▶ [EXERCISE DETAILS]: Give the records again from the line with "menu-item: Mozzarella Pizza" to the line with "item-name: Paneer Pizza", substituting "Szechuan" for "Schezwan" and leaving everything else unchanged.

++++++++

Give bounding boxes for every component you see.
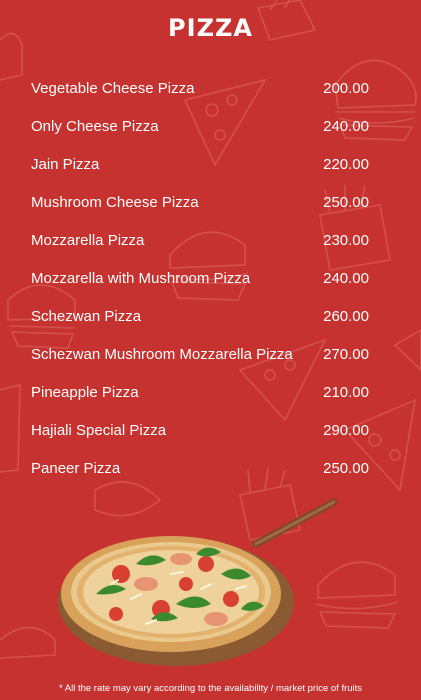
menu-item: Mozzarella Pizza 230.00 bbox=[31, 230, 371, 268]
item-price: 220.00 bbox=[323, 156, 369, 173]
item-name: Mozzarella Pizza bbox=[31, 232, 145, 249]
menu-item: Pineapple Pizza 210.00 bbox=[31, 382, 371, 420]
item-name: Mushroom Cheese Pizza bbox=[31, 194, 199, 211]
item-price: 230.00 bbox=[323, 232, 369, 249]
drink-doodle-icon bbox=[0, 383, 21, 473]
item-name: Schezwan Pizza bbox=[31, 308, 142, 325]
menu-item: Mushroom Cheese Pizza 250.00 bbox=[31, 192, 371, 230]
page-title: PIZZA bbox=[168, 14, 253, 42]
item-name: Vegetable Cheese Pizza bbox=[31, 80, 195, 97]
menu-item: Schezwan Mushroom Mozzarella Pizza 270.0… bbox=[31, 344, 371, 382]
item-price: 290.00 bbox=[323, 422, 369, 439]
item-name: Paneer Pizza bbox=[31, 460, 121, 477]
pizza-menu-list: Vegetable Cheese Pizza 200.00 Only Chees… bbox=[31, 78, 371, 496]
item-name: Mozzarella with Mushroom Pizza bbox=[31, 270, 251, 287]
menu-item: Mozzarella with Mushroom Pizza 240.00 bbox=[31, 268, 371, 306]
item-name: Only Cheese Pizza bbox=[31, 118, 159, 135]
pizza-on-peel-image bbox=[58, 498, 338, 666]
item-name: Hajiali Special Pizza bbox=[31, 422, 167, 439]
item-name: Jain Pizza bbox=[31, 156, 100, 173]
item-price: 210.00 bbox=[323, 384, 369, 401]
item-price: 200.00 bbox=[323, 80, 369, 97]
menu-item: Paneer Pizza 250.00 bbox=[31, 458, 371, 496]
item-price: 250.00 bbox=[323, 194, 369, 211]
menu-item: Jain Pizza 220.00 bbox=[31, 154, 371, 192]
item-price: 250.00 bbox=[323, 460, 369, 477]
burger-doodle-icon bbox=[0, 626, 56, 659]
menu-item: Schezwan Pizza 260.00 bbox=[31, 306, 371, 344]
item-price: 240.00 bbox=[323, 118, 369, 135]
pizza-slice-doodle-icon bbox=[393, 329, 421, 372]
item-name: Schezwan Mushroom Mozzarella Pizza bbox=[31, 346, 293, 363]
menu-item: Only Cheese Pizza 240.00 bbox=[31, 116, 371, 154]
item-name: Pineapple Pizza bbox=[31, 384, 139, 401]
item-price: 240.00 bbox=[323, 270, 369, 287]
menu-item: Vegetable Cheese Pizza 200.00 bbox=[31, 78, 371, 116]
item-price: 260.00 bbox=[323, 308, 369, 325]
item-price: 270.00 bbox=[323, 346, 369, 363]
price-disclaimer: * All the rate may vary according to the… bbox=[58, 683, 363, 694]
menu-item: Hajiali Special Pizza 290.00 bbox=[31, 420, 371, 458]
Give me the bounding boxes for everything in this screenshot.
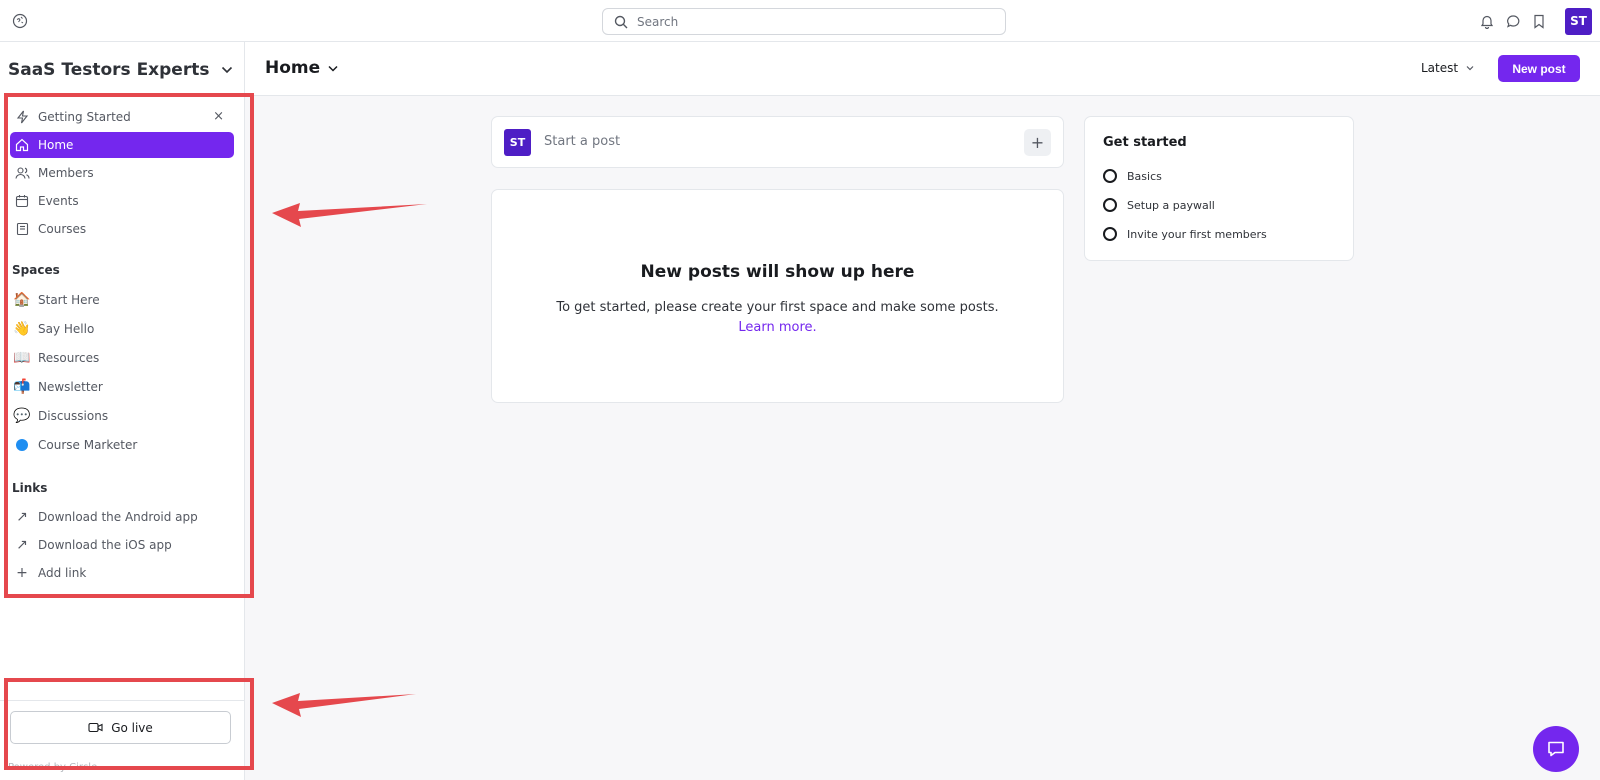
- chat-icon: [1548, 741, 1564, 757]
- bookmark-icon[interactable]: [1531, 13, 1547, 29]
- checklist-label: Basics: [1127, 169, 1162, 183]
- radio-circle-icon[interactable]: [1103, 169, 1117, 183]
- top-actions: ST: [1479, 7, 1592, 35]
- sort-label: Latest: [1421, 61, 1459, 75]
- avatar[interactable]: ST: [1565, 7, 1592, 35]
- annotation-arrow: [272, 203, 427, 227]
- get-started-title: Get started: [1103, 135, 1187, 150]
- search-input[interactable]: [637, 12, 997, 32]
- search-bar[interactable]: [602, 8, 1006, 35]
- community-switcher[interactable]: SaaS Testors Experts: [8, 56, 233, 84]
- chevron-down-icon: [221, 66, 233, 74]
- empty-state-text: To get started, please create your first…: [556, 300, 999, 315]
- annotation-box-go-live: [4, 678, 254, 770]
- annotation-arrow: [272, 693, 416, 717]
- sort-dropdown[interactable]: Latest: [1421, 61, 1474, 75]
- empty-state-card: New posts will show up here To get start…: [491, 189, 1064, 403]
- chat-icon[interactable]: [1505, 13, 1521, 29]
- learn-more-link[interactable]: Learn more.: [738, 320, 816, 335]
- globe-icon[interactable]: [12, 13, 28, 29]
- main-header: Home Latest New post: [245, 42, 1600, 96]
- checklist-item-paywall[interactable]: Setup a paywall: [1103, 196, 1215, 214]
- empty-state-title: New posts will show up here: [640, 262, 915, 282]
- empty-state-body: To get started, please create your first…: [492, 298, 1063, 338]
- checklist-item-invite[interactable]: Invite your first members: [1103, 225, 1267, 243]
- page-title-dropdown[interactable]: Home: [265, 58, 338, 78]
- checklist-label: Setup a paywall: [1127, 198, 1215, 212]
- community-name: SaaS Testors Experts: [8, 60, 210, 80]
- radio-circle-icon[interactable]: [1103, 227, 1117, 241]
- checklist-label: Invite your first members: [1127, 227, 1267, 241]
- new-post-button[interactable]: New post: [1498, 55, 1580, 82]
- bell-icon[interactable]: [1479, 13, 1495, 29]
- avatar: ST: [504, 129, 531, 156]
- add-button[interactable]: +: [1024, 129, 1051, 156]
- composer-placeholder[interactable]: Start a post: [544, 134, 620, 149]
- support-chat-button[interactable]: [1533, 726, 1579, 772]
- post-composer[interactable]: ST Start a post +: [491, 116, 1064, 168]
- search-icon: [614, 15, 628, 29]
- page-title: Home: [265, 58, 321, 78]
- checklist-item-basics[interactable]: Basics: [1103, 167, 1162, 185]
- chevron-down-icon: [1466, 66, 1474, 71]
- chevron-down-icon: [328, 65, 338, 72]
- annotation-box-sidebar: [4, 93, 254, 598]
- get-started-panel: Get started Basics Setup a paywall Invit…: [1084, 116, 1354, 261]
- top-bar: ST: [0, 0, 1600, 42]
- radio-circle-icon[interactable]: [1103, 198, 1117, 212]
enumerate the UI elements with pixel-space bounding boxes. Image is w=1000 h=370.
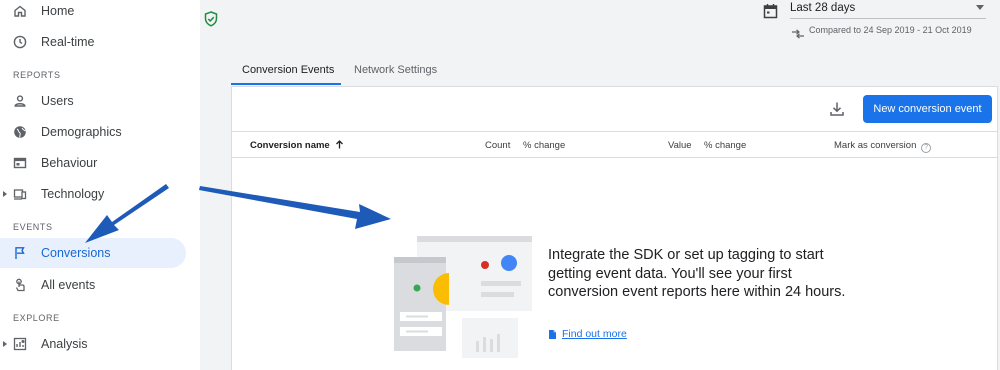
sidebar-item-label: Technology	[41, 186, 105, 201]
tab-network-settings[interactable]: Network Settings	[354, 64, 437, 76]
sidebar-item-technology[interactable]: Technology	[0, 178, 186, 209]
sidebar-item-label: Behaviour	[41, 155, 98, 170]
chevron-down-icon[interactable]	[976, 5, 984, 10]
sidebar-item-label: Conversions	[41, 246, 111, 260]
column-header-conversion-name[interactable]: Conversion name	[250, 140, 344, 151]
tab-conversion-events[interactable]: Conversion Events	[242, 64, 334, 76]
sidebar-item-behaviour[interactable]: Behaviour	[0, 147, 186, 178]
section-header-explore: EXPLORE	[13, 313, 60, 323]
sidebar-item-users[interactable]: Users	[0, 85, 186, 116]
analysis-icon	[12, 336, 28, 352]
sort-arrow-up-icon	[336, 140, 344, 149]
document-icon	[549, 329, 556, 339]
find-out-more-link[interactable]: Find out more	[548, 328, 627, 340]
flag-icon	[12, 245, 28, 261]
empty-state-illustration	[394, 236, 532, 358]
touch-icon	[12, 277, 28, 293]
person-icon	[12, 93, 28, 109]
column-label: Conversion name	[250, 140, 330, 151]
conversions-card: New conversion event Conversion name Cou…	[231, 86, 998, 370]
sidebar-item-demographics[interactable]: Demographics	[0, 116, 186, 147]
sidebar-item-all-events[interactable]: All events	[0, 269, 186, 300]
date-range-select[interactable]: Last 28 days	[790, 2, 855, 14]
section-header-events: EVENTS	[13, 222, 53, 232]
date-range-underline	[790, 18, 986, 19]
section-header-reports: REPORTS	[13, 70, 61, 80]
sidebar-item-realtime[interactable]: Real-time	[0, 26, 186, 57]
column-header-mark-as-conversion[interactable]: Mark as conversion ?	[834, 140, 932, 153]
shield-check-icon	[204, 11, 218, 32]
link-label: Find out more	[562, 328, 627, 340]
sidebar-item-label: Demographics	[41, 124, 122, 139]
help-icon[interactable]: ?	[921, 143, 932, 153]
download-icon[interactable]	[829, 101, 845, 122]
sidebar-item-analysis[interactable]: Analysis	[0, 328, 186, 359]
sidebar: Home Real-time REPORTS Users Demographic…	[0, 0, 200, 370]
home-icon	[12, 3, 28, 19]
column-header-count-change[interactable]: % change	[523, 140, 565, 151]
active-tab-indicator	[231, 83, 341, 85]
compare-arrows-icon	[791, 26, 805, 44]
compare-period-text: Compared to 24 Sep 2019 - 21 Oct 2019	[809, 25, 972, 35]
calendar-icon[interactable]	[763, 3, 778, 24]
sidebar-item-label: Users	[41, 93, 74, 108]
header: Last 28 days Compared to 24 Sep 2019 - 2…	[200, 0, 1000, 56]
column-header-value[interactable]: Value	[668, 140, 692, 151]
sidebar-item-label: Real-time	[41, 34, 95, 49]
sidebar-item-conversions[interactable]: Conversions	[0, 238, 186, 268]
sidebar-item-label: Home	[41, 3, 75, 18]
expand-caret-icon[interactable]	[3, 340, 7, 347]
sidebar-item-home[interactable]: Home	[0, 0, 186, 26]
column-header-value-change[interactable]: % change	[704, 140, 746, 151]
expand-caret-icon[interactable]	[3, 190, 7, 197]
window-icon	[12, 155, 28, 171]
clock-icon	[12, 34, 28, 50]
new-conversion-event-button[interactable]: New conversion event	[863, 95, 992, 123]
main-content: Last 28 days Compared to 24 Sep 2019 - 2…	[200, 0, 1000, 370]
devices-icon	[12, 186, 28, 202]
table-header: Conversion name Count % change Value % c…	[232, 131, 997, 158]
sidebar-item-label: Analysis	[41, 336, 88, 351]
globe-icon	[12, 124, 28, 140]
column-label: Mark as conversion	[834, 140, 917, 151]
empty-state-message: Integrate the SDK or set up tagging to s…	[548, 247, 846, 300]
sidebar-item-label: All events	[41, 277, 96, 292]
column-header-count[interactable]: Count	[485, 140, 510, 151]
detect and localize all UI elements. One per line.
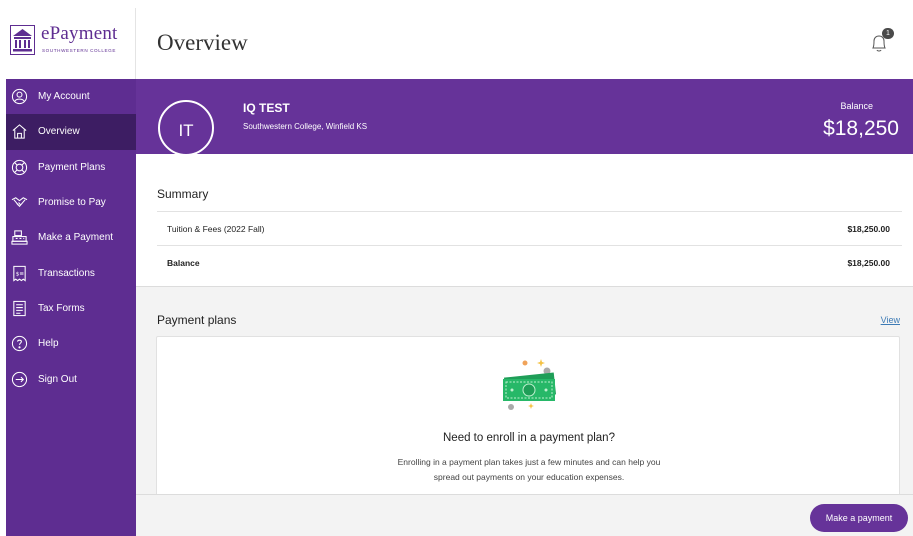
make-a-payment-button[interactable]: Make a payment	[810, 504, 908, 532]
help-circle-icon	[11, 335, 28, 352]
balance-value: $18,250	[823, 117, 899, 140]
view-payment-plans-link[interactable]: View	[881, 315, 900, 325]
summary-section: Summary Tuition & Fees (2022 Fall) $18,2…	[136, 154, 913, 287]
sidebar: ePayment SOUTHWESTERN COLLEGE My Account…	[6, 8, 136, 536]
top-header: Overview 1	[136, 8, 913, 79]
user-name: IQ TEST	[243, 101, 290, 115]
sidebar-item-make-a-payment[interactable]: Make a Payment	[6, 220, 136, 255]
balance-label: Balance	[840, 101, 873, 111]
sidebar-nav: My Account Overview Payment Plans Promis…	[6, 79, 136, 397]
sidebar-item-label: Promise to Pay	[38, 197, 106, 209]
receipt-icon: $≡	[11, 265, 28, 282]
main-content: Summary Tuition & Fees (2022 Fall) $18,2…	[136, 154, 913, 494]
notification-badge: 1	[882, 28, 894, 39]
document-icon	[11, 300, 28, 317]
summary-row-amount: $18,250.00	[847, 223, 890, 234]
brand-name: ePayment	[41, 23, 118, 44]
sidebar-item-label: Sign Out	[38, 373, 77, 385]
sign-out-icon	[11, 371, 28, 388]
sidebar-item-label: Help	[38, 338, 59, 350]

++++++++

▶ [SOLUTION]:
menu-item: Mozzarella Pizza 230.00 bbox=[31, 230, 371, 268]
item-price: 220.00 bbox=[323, 156, 369, 173]
item-name: Mozzarella Pizza bbox=[31, 232, 145, 249]
menu-item: Pineapple Pizza 210.00 bbox=[31, 382, 371, 420]
item-name: Mushroom Cheese Pizza bbox=[31, 194, 199, 211]
item-price: 230.00 bbox=[323, 232, 369, 249]
drink-doodle-icon bbox=[0, 383, 21, 473]
item-name: Szechuan Pizza bbox=[31, 308, 142, 325]
menu-item: Mushroom Cheese Pizza 250.00 bbox=[31, 192, 371, 230]
page-title: PIZZA bbox=[168, 14, 253, 42]
item-name: Vegetable Cheese Pizza bbox=[31, 80, 195, 97]
menu-item: Szechuan Mushroom Mozzarella Pizza 270.0… bbox=[31, 344, 371, 382]
item-price: 290.00 bbox=[323, 422, 369, 439]
item-name: Paneer Pizza bbox=[31, 460, 121, 477]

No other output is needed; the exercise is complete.